SET PROBLEM »
Count how many lines hold the string "title". Give that number alone.

[Stored items from a collection]
--------------------------------

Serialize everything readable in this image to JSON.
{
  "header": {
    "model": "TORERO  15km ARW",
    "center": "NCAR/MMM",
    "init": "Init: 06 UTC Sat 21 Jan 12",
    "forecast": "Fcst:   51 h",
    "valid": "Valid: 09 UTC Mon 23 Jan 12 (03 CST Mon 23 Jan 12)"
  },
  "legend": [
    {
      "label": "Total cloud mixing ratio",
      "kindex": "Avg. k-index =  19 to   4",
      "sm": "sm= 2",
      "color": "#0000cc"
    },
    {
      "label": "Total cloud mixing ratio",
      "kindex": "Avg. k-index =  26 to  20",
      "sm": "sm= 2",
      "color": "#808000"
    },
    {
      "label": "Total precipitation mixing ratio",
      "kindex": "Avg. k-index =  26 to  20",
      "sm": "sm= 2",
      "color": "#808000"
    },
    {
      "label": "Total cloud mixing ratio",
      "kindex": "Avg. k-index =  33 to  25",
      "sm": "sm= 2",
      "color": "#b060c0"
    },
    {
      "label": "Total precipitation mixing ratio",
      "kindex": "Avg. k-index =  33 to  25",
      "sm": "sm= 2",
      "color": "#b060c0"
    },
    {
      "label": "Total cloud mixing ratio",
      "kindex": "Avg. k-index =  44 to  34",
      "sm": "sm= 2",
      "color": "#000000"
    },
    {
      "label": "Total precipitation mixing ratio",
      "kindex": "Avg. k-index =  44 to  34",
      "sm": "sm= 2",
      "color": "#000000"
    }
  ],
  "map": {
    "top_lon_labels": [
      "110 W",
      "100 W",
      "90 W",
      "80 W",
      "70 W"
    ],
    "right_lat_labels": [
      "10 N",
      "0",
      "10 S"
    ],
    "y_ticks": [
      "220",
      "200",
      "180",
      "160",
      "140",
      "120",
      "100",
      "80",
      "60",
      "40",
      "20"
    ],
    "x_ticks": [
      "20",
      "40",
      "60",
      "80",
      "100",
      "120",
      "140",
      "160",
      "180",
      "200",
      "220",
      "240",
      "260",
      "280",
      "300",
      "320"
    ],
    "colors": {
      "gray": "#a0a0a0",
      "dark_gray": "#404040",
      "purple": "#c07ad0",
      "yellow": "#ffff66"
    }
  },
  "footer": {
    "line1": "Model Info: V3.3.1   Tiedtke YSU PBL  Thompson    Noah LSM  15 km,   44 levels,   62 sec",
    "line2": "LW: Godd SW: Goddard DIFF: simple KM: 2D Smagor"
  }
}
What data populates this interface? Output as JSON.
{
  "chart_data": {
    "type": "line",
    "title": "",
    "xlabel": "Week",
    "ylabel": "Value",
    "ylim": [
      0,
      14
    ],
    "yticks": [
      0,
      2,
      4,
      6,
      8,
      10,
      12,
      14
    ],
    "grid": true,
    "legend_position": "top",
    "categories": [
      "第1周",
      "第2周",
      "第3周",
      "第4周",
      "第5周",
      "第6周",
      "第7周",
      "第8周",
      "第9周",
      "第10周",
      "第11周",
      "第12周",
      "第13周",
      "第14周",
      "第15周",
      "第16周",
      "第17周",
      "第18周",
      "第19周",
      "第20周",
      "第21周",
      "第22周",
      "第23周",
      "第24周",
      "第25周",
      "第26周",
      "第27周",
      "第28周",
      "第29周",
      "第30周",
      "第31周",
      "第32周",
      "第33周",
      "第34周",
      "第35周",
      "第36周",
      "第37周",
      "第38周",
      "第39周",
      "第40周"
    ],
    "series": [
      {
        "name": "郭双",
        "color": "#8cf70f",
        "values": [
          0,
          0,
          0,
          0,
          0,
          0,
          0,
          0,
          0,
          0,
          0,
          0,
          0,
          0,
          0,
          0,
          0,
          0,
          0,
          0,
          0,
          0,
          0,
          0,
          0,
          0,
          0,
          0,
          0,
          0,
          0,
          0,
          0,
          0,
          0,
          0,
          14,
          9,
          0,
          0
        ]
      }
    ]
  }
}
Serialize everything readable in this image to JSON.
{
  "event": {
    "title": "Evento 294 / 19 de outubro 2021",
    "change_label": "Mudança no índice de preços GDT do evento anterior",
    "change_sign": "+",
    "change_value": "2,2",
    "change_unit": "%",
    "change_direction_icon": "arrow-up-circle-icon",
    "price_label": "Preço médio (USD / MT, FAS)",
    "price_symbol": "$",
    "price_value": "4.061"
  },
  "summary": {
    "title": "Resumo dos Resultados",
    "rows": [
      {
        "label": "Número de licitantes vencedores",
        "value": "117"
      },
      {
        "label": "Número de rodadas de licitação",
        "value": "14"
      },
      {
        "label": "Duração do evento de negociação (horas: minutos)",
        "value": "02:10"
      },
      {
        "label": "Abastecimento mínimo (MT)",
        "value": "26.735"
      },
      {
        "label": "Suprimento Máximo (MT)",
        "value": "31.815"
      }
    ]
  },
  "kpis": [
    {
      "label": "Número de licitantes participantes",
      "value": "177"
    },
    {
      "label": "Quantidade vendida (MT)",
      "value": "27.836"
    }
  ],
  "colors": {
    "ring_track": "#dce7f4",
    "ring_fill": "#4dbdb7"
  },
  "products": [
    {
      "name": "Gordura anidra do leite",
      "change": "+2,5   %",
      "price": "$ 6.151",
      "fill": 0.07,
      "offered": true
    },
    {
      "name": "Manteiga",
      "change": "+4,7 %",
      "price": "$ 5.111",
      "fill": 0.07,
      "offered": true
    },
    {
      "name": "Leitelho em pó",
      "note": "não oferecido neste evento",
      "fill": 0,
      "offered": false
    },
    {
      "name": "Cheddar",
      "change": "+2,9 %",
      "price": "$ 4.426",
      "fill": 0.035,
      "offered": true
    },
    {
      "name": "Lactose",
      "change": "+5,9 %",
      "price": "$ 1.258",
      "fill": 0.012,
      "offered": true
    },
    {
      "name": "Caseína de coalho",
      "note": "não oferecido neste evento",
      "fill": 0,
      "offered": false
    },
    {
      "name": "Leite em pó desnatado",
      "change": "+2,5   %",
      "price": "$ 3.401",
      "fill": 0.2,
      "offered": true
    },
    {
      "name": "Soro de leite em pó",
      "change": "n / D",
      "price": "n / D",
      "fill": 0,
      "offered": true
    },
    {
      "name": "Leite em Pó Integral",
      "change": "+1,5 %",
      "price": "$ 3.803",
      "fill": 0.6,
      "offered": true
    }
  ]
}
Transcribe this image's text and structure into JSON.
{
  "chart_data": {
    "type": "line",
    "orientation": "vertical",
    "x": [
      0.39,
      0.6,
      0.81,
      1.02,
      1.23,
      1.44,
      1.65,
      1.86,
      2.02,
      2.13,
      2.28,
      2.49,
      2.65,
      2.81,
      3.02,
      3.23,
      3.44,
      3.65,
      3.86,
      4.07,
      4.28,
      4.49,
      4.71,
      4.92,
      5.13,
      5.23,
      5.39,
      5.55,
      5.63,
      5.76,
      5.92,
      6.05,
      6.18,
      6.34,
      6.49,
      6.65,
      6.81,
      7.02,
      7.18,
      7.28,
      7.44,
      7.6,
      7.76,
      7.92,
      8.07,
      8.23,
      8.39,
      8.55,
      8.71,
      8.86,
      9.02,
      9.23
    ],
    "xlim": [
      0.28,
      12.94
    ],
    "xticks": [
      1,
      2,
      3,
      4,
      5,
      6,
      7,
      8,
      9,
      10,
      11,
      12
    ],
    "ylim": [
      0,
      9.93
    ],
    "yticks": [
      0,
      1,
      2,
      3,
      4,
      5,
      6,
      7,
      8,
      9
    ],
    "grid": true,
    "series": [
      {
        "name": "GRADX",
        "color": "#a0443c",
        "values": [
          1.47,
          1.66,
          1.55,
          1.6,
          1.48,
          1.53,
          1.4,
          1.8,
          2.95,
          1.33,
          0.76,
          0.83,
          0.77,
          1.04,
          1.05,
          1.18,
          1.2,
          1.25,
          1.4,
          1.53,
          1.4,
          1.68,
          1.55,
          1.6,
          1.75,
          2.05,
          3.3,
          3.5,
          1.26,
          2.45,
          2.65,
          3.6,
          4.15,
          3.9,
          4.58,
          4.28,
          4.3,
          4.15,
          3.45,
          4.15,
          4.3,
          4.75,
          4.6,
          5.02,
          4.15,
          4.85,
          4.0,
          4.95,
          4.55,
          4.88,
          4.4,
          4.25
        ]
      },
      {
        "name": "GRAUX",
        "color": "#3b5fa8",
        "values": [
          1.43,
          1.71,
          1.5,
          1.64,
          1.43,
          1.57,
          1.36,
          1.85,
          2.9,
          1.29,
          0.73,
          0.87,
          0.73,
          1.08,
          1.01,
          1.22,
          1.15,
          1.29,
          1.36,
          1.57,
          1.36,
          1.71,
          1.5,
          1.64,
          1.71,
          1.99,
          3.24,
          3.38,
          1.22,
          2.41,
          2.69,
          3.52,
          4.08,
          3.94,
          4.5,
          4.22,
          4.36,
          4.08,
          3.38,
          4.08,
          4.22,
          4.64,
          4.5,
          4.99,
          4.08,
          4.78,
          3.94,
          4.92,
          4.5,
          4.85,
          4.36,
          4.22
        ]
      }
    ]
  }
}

--------------------------------

FINISHED EXERCISE »
3